[Begin MATERIALS PROVIDED]

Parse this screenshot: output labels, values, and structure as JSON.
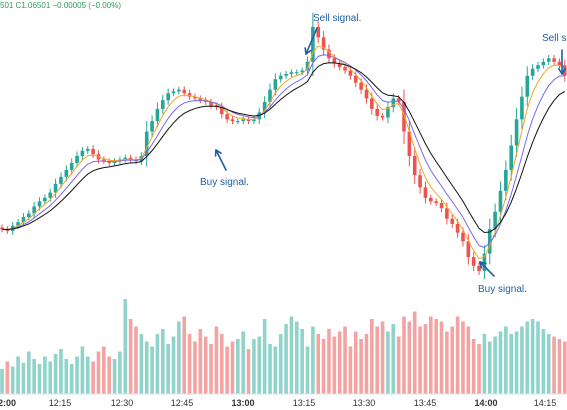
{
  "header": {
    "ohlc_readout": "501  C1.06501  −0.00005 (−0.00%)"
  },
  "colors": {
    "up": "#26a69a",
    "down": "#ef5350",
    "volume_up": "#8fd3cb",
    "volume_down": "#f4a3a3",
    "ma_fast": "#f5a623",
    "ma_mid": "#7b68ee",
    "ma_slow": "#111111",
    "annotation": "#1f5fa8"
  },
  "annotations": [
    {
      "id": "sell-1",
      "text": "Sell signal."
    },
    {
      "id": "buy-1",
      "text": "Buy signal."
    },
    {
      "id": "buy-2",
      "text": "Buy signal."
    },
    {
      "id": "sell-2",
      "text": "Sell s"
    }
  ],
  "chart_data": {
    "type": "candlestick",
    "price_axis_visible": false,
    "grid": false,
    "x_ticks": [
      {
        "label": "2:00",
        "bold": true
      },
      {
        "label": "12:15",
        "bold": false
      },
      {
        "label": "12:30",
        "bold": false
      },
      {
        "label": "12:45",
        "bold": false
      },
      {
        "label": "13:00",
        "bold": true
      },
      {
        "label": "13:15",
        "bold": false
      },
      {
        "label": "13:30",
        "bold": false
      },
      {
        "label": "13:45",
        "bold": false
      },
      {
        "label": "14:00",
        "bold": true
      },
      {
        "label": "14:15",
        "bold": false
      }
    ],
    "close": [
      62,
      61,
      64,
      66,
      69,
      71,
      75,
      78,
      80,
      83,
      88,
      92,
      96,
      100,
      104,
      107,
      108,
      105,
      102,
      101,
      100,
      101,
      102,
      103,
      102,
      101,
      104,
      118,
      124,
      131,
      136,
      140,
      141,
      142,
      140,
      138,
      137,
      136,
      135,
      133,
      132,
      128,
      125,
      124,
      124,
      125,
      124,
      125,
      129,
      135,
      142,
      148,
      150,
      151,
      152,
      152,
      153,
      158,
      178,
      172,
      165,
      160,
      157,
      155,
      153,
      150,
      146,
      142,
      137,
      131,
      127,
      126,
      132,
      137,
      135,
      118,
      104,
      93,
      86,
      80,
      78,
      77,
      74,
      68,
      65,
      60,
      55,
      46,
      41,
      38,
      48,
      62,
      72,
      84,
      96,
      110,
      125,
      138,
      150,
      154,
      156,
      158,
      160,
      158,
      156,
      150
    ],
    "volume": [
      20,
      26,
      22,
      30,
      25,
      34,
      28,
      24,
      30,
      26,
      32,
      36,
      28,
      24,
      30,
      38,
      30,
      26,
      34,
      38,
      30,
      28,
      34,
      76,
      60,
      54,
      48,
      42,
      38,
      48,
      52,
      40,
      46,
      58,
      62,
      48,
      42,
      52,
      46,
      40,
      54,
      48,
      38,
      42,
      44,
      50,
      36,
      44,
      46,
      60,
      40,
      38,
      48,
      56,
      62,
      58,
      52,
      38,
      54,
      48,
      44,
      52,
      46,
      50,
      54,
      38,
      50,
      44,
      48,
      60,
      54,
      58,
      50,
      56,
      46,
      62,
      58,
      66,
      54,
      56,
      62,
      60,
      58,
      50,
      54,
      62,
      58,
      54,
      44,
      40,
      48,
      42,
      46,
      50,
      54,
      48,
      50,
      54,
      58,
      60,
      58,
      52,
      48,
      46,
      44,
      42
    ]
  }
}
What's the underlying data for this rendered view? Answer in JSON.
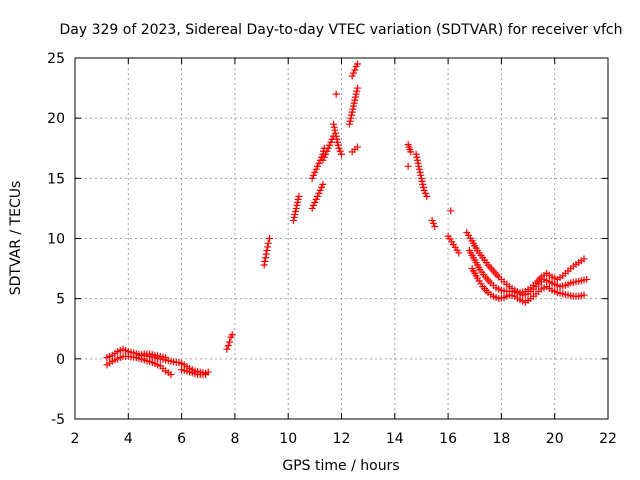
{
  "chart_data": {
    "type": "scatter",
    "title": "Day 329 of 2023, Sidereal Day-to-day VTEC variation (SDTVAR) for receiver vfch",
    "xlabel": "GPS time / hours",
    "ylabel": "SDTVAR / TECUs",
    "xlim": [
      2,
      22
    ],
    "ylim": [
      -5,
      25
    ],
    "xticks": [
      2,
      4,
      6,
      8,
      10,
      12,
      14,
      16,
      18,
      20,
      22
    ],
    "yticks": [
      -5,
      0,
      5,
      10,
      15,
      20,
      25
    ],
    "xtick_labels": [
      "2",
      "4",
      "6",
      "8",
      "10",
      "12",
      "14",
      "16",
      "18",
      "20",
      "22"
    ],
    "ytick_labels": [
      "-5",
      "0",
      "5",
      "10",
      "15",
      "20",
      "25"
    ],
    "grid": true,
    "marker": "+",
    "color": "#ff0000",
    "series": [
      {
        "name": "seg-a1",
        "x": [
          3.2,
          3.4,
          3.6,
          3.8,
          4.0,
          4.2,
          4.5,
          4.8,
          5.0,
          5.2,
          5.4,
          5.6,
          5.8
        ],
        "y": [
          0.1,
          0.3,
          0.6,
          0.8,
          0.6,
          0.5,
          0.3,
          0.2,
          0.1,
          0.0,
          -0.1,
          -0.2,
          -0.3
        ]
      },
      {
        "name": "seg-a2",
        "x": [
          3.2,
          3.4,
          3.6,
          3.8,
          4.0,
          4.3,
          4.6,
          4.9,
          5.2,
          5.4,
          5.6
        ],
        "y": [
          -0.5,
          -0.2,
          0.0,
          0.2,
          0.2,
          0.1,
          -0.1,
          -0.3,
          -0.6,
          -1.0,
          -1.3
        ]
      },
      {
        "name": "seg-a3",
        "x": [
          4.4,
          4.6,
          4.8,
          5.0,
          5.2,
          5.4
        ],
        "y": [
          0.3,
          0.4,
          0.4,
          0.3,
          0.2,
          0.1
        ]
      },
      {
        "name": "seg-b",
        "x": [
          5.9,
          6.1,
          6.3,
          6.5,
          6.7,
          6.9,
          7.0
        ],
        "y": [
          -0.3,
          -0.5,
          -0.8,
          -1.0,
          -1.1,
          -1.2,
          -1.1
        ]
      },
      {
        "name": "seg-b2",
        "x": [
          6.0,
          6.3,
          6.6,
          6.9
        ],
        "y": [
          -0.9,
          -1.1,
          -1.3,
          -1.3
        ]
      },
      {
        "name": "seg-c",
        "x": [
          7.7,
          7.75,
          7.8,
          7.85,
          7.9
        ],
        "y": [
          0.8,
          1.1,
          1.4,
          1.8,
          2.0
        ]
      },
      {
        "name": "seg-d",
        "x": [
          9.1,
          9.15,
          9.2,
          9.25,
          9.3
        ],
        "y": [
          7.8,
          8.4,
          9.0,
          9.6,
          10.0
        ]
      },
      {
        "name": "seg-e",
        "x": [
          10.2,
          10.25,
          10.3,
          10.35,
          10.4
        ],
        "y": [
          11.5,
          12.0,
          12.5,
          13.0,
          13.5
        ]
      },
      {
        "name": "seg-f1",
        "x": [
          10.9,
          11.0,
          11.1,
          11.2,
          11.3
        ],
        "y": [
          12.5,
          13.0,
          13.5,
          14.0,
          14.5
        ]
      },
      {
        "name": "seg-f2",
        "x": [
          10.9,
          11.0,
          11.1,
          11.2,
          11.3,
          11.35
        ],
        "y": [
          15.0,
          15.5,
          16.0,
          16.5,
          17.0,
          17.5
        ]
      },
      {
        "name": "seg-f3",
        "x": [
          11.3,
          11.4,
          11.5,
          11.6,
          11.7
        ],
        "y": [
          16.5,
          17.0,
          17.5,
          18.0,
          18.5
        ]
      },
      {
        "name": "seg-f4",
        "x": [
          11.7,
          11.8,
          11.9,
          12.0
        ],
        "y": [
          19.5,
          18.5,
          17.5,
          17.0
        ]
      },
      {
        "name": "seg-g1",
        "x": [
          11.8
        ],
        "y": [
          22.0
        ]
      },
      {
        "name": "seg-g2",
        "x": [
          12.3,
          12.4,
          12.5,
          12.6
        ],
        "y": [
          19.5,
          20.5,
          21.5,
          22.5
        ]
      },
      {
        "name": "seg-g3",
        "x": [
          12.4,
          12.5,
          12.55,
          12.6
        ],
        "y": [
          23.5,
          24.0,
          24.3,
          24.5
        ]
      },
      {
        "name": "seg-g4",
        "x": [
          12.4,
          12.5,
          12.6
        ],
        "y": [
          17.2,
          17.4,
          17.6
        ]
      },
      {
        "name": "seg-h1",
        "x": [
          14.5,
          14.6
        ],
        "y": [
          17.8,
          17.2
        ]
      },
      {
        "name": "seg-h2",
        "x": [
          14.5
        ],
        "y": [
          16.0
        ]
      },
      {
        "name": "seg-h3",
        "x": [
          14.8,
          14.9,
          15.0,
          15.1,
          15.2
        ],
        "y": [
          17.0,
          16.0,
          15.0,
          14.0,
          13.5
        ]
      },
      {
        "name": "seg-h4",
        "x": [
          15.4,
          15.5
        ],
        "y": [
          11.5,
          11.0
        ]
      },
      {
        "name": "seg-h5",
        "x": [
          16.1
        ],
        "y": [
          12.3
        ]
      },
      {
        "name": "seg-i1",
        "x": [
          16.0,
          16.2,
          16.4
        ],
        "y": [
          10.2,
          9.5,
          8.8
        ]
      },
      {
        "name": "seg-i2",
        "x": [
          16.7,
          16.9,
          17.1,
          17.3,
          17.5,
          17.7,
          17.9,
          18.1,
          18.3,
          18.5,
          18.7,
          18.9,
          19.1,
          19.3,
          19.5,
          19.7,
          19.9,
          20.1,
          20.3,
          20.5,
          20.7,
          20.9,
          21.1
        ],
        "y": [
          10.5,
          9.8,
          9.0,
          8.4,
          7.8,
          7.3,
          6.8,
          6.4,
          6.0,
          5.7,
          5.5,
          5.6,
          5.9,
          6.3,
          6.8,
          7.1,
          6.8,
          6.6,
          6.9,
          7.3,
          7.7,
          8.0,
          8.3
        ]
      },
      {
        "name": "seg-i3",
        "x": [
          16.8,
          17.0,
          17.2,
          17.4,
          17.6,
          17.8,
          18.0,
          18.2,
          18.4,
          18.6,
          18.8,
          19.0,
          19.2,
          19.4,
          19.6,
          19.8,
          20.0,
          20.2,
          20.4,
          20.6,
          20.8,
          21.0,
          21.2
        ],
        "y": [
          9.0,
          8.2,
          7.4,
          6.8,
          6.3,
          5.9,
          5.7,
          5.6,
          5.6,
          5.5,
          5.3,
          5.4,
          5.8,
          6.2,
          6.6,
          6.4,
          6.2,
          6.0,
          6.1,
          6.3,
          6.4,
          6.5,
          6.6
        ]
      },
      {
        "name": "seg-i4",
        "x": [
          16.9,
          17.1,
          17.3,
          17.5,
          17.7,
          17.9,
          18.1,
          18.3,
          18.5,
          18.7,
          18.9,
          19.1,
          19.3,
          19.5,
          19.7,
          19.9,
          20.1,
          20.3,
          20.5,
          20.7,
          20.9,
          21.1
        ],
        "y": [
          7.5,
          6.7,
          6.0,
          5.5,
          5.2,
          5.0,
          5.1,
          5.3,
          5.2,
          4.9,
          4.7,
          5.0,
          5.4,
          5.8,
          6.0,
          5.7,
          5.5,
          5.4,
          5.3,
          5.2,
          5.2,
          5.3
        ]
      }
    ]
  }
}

[End MATERIALS PROVIDED]

## EXERCISE
Return each line of the data that contains the string "JSON".

## WRITTEN SOLUTION
Parse this screenshot: output labels, values, and structure as JSON.
What's the underlying data for this rendered view? Answer in JSON.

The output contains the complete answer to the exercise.